### AIM OF THE TASK:
Identify and reproduce every line holding the string "Pushing".

### THE RECORDS:
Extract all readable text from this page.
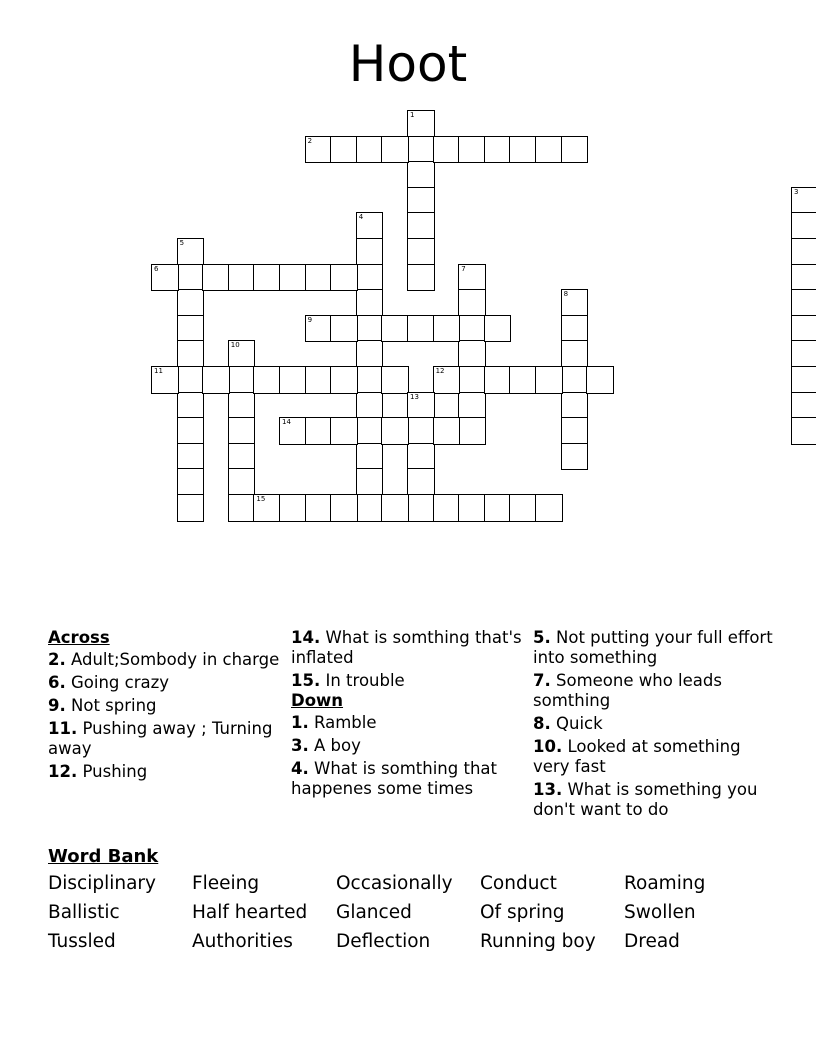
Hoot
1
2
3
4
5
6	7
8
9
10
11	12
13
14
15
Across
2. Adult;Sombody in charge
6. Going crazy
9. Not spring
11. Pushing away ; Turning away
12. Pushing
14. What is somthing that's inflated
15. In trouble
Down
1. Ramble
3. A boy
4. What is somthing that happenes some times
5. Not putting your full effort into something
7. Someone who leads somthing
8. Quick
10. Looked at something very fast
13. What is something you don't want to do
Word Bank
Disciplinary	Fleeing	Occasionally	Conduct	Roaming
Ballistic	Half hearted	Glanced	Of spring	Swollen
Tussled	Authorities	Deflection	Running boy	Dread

...

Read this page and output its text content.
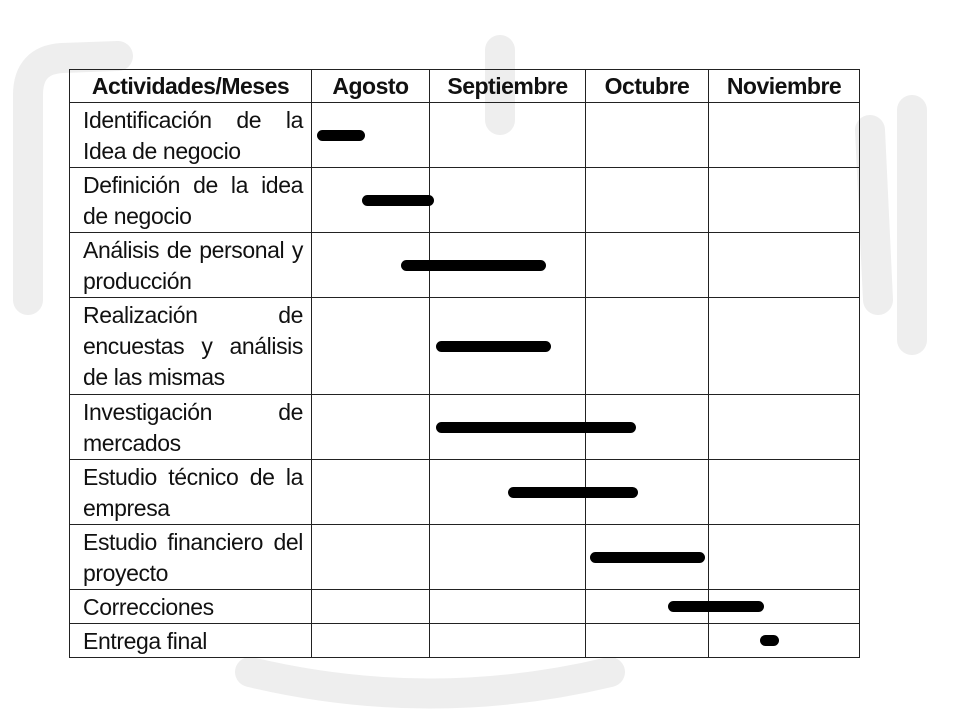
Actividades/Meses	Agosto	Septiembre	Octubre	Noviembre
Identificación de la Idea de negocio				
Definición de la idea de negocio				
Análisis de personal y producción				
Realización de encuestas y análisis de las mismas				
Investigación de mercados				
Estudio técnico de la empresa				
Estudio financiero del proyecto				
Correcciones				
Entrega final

* * *

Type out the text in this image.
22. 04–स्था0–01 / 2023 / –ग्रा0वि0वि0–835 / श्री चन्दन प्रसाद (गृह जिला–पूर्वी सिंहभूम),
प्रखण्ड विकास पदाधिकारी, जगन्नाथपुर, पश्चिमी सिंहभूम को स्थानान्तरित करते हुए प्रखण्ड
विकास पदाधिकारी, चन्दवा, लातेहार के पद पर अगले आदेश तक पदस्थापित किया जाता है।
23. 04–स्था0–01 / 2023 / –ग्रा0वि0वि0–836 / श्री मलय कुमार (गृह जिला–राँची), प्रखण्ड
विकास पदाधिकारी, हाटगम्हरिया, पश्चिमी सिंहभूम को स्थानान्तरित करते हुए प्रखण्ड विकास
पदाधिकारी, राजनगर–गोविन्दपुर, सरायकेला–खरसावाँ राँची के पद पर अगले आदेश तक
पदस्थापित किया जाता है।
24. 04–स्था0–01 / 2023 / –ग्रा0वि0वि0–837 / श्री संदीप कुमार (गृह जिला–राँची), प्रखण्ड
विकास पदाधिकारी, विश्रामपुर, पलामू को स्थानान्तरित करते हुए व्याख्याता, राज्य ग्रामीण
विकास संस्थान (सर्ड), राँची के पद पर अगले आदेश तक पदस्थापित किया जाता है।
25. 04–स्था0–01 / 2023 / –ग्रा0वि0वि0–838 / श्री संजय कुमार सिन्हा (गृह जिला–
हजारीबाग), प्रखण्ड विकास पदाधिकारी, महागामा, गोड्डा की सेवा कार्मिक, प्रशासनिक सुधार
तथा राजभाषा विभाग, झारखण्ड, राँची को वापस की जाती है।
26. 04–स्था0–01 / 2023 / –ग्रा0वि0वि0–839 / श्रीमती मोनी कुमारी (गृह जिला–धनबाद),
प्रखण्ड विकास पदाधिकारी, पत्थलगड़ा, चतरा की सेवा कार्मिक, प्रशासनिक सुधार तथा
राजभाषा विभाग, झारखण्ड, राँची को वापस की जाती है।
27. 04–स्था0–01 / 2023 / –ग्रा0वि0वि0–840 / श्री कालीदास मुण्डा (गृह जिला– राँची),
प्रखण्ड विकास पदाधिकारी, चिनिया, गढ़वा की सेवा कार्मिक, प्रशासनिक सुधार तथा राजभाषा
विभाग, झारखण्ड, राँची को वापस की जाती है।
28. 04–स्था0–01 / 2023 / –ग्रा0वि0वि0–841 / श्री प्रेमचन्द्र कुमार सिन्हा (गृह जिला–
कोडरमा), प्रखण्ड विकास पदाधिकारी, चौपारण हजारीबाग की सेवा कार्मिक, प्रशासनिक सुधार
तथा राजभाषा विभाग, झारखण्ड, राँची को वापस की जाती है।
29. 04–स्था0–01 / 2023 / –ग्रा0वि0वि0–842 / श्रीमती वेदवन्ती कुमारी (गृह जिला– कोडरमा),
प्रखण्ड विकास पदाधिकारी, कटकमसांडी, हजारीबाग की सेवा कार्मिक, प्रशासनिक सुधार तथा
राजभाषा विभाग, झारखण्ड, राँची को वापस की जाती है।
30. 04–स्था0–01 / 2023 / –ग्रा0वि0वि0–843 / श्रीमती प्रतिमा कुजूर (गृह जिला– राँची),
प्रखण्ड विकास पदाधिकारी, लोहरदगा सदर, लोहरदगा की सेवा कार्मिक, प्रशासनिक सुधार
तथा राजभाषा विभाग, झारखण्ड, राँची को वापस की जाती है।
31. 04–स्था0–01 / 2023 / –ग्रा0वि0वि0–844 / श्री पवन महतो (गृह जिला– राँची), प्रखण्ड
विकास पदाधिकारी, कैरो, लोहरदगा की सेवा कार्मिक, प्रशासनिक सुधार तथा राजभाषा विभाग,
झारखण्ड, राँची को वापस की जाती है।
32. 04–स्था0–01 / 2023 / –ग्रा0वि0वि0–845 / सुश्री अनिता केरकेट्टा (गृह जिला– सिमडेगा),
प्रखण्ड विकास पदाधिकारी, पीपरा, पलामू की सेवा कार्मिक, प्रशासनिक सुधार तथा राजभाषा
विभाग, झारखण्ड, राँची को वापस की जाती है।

### REPLY TO THE TASK:
11. Pushing away ; Turning away
12. Pushing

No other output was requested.